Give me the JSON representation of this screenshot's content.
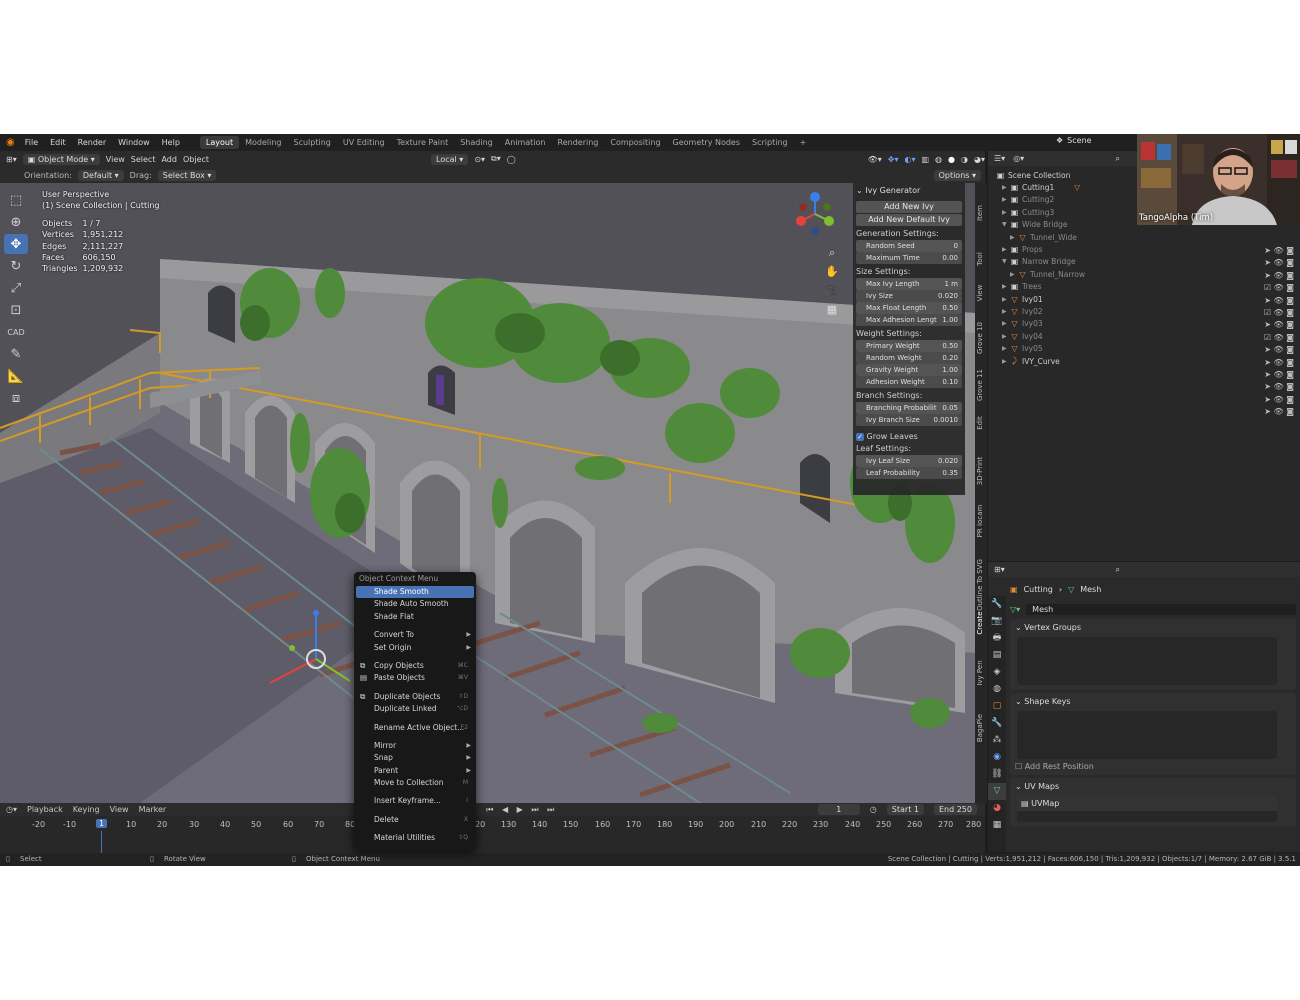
{
  "menu": [
    "File",
    "Edit",
    "Render",
    "Window",
    "Help"
  ],
  "workspaces": [
    "Layout",
    "Modeling",
    "Sculpting",
    "UV Editing",
    "Texture Paint",
    "Shading",
    "Animation",
    "Rendering",
    "Compositing",
    "Geometry Nodes",
    "Scripting",
    "+"
  ],
  "scene_name": "Scene",
  "header": {
    "mode": "Object Mode",
    "view": "View",
    "select": "Select",
    "add": "Add",
    "object": "Object",
    "transform": "Local",
    "options": "Options"
  },
  "tool_settings": {
    "orientation_label": "Orientation:",
    "orientation": "Default",
    "drag_label": "Drag:",
    "drag": "Select Box"
  },
  "viewport": {
    "title": "User Perspective",
    "collection": "(1) Scene Collection | Cutting",
    "stats": [
      {
        "k": "Objects",
        "v": "1 / 7"
      },
      {
        "k": "Vertices",
        "v": "1,951,212"
      },
      {
        "k": "Edges",
        "v": "2,111,227"
      },
      {
        "k": "Faces",
        "v": "606,150"
      },
      {
        "k": "Triangles",
        "v": "1,209,932"
      }
    ]
  },
  "ivy": {
    "title": "Ivy Generator",
    "add_new": "Add New Ivy",
    "add_default": "Add New Default Ivy",
    "gen_title": "Generation Settings:",
    "gen": [
      {
        "k": "Random Seed",
        "v": "0"
      },
      {
        "k": "Maximum Time",
        "v": "0.00"
      }
    ],
    "size_title": "Size Settings:",
    "size": [
      {
        "k": "Max Ivy Length",
        "v": "1 m"
      },
      {
        "k": "Ivy Size",
        "v": "0.020"
      },
      {
        "k": "Max Float Length",
        "v": "0.50"
      },
      {
        "k": "Max Adhesion Lengt",
        "v": "1.00"
      }
    ],
    "weight_title": "Weight Settings:",
    "weight": [
      {
        "k": "Primary Weight",
        "v": "0.50"
      },
      {
        "k": "Random Weight",
        "v": "0.20"
      },
      {
        "k": "Gravity Weight",
        "v": "1.00"
      },
      {
        "k": "Adhesion Weight",
        "v": "0.10"
      }
    ],
    "branch_title": "Branch Settings:",
    "branch": [
      {
        "k": "Branching Probabilit",
        "v": "0.05"
      },
      {
        "k": "Ivy Branch Size",
        "v": "0.0010"
      }
    ],
    "grow_leaves": "Grow Leaves",
    "leaf_title": "Leaf Settings:",
    "leaf": [
      {
        "k": "Ivy Leaf Size",
        "v": "0.020"
      },
      {
        "k": "Leaf Probability",
        "v": "0.35"
      }
    ]
  },
  "side_tabs": [
    "Item",
    "Tool",
    "View",
    "Grove 10",
    "Grove 11",
    "Edit",
    "3D-Print",
    "PR Iocam",
    "Outline To SVG",
    "Create",
    "Ivy Pen",
    "BagaPie"
  ],
  "outliner": {
    "root": "Scene Collection",
    "items": [
      {
        "name": "Cutting1",
        "dim": false
      },
      {
        "name": "Cutting2",
        "dim": true
      },
      {
        "name": "Cutting3",
        "dim": true
      },
      {
        "name": "Wide Bridge",
        "dim": true
      },
      {
        "name": "Tunnel_Wide",
        "dim": true
      },
      {
        "name": "Props",
        "dim": true
      },
      {
        "name": "Narrow Bridge",
        "dim": true
      },
      {
        "name": "Tunnel_Narrow",
        "dim": true
      },
      {
        "name": "Trees",
        "dim": true
      },
      {
        "name": "Ivy01",
        "dim": false
      },
      {
        "name": "Ivy02",
        "dim": true
      },
      {
        "name": "Ivy03",
        "dim": true
      },
      {
        "name": "Ivy04",
        "dim": true
      },
      {
        "name": "Ivy05",
        "dim": true
      },
      {
        "name": "IVY_Curve",
        "dim": false
      }
    ]
  },
  "properties": {
    "breadcrumb_obj": "Cutting",
    "breadcrumb_data": "Mesh",
    "data_name": "Mesh",
    "vertex_groups": "Vertex Groups",
    "shape_keys": "Shape Keys",
    "add_rest": "Add Rest Position",
    "uv_maps": "UV Maps",
    "uv_item": "UVMap"
  },
  "context_menu": {
    "title": "Object Context Menu",
    "items": [
      {
        "label": "Shade Smooth",
        "hl": true
      },
      {
        "label": "Shade Auto Smooth"
      },
      {
        "label": "Shade Flat"
      },
      {
        "sep": true
      },
      {
        "label": "Convert To",
        "arrow": true
      },
      {
        "label": "Set Origin",
        "arrow": true
      },
      {
        "sep": true
      },
      {
        "label": "Copy Objects",
        "sc": "⌘C"
      },
      {
        "label": "Paste Objects",
        "sc": "⌘V"
      },
      {
        "sep": true
      },
      {
        "label": "Duplicate Objects",
        "sc": "⇧D"
      },
      {
        "label": "Duplicate Linked",
        "sc": "⌥D"
      },
      {
        "sep": true
      },
      {
        "label": "Rename Active Object...",
        "sc": "F2"
      },
      {
        "sep": true
      },
      {
        "label": "Mirror",
        "arrow": true
      },
      {
        "label": "Snap",
        "arrow": true
      },
      {
        "label": "Parent",
        "arrow": true
      },
      {
        "label": "Move to Collection",
        "sc": "M"
      },
      {
        "sep": true
      },
      {
        "label": "Insert Keyframe...",
        "sc": "I"
      },
      {
        "sep": true
      },
      {
        "label": "Delete",
        "sc": "X"
      },
      {
        "sep": true
      },
      {
        "label": "Material Utilities",
        "sc": "⇧Q"
      }
    ]
  },
  "timeline": {
    "playback": "Playback",
    "keying": "Keying",
    "view": "View",
    "marker": "Marker",
    "frame": "1",
    "start_label": "Start",
    "start": "1",
    "end_label": "End",
    "end": "250",
    "ticks": [
      "-20",
      "-10",
      "1",
      "10",
      "20",
      "30",
      "40",
      "50",
      "60",
      "70",
      "80",
      "120",
      "130",
      "140",
      "150",
      "160",
      "170",
      "180",
      "190",
      "200",
      "210",
      "220",
      "230",
      "240",
      "250",
      "260",
      "270",
      "280"
    ]
  },
  "status": {
    "select": "Select",
    "rotate": "Rotate View",
    "ctx": "Object Context Menu",
    "info": "Scene Collection | Cutting | Verts:1,951,212 | Faces:606,150 | Tris:1,209,932 | Objects:1/7 | Memory: 2.67 GiB | 3.5.1"
  },
  "webcam_name": "TangoAlpha (Tim)"
}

++++++

■ Problem to solve ■
Reproduce the data word for word, excluding its pictures.

■ Task response ■
Give me the JSON representation of this screenshot's content.
{
  "menu": [
    "File",
    "Edit",
    "Render",
    "Window",
    "Help"
  ],
  "workspaces": [
    "Layout",
    "Modeling",
    "Sculpting",
    "UV Editing",
    "Texture Paint",
    "Shading",
    "Animation",
    "Rendering",
    "Compositing",
    "Geometry Nodes",
    "Scripting",
    "+"
  ],
  "scene_name": "Scene",
  "header": {
    "mode": "Object Mode",
    "view": "View",
    "select": "Select",
    "add": "Add",
    "object": "Object",
    "transform": "Local",
    "options": "Options"
  },
  "tool_settings": {
    "orientation_label": "Orientation:",
    "orientation": "Default",
    "drag_label": "Drag:",
    "drag": "Select Box"
  },
  "viewport": {
    "title": "User Perspective",
    "collection": "(1) Scene Collection | Cutting",
    "stats": [
      {
        "k": "Objects",
        "v": "1 / 7"
      },
      {
        "k": "Vertices",
        "v": "1,951,212"
      },
      {
        "k": "Edges",
        "v": "2,111,227"
      },
      {
        "k": "Faces",
        "v": "606,150"
      },
      {
        "k": "Triangles",
        "v": "1,209,932"
      }
    ]
  },
  "ivy": {
    "title": "Ivy Generator",
    "add_new": "Add New Ivy",
    "add_default": "Add New Default Ivy",
    "gen_title": "Generation Settings:",
    "gen": [
      {
        "k": "Random Seed",
        "v": "0"
      },
      {
        "k": "Maximum Time",
        "v": "0.00"
      }
    ],
    "size_title": "Size Settings:",
    "size": [
      {
        "k": "Max Ivy Length",
        "v": "1 m"
      },
      {
        "k": "Ivy Size",
        "v": "0.020"
      },
      {
        "k": "Max Float Length",
        "v": "0.50"
      },
      {
        "k": "Max Adhesion Lengt",
        "v": "1.00"
      }
    ],
    "weight_title": "Weight Settings:",
    "weight": [
      {
        "k": "Primary Weight",
        "v": "0.50"
      },
      {
        "k": "Random Weight",
        "v": "0.20"
      },
      {
        "k": "Gravity Weight",
        "v": "1.00"
      },
      {
        "k": "Adhesion Weight",
        "v": "0.10"
      }
    ],
    "branch_title": "Branch Settings:",
    "branch": [
      {
        "k": "Branching Probabilit",
        "v": "0.05"
      },
      {
        "k": "Ivy Branch Size",
        "v": "0.0010"
      }
    ],
    "grow_leaves": "Grow Leaves",
    "leaf_title": "Leaf Settings:",
    "leaf": [
      {
        "k": "Ivy Leaf Size",
        "v": "0.020"
      },
      {
        "k": "Leaf Probability",
        "v": "0.35"
      }
    ]
  },
  "side_tabs": [
    "Item",
    "Tool",
    "View",
    "Grove 10",
    "Grove 11",
    "Edit",
    "3D-Print",
    "PR Iocam",
    "Outline To SVG",
    "Create",
    "Ivy Pen",
    "BagaPie"
  ],
  "outliner": {
    "root": "Scene Collection",
    "items": [
      {
        "name": "Cutting1",
        "dim": false
      },
      {
        "name": "Cutting2",
        "dim": true
      },
      {
        "name": "Cutting3",
        "dim": true
      },
      {
        "name": "Wide Bridge",
        "dim": true
      },
      {
        "name": "Tunnel_Wide",
        "dim": true
      },
      {
        "name": "Props",
        "dim": true
      },
      {
        "name": "Narrow Bridge",
        "dim": true
      },
      {
        "name": "Tunnel_Narrow",
        "dim": true
      },
      {
        "name": "Trees",
        "dim": true
      },
      {
        "name": "Ivy01",
        "dim": false
      },
      {
        "name": "Ivy02",
        "dim": true
      },
      {
        "name": "Ivy03",
        "dim": true
      },
      {
        "name": "Ivy04",
        "dim": true
      },
      {
        "name": "Ivy05",
        "dim": true
      },
      {
        "name": "IVY_Curve",
        "dim": false
      }
    ]
  },
  "properties": {
    "breadcrumb_obj": "Cutting",
    "breadcrumb_data": "Mesh",
    "data_name": "Mesh",
    "vertex_groups": "Vertex Groups",
    "shape_keys": "Shape Keys",
    "add_rest": "Add Rest Position",
    "uv_maps": "UV Maps",
    "uv_item": "UVMap"
  },
  "context_menu": {
    "title": "Object Context Menu",
    "items": [
      {
        "label": "Shade Smooth",
        "hl": true
      },
      {
        "label": "Shade Auto Smooth"
      },
      {
        "label": "Shade Flat"
      },
      {
        "sep": true
      },
      {
        "label": "Convert To",
        "arrow": true
      },
      {
        "label": "Set Origin",
        "arrow": true
      },
      {
        "sep": true
      },
      {
        "label": "Copy Objects",
        "sc": "⌘C"
      },
      {
        "label": "Paste Objects",
        "sc": "⌘V"
      },
      {
        "sep": true
      },
      {
        "label": "Duplicate Objects",
        "sc": "⇧D"
      },
      {
        "label": "Duplicate Linked",
        "sc": "⌥D"
      },
      {
        "sep": true
      },
      {
        "label": "Rename Active Object...",
        "sc": "F2"
      },
      {
        "sep": true
      },
      {
        "label": "Mirror",
        "arrow": true
      },
      {
        "label": "Snap",
        "arrow": true
      },
      {
        "label": "Parent",
        "arrow": true
      },
      {
        "label": "Move to Collection",
        "sc": "M"
      },
      {
        "sep": true
      },
      {
        "label": "Insert Keyframe...",
        "sc": "I"
      },
      {
        "sep": true
      },
      {
        "label": "Delete",
        "sc": "X"
      },
      {
        "sep": true
      },
      {
        "label": "Material Utilities",
        "sc": "⇧Q"
      }
    ]
  },
  "timeline": {
    "playback": "Playback",
    "keying": "Keying",
    "view": "View",
    "marker": "Marker",
    "frame": "1",
    "start_label": "Start",
    "start": "1",
    "end_label": "End",
    "end": "250",
    "ticks": [
      "-20",
      "-10",
      "1",
      "10",
      "20",
      "30",
      "40",
      "50",
      "60",
      "70",
      "80",
      "120",
      "130",
      "140",
      "150",
      "160",
      "170",
      "180",
      "190",
      "200",
      "210",
      "220",
      "230",
      "240",
      "250",
      "260",
      "270",
      "280"
    ]
  },
  "status": {
    "select": "Select",
    "rotate": "Rotate View",
    "ctx": "Object Context Menu",
    "info": "Scene Collection | Cutting | Verts:1,951,212 | Faces:606,150 | Tris:1,209,932 | Objects:1/7 | Memory: 2.67 GiB | 3.5.1"
  },
  "webcam_name": "TangoAlpha (Tim)"
}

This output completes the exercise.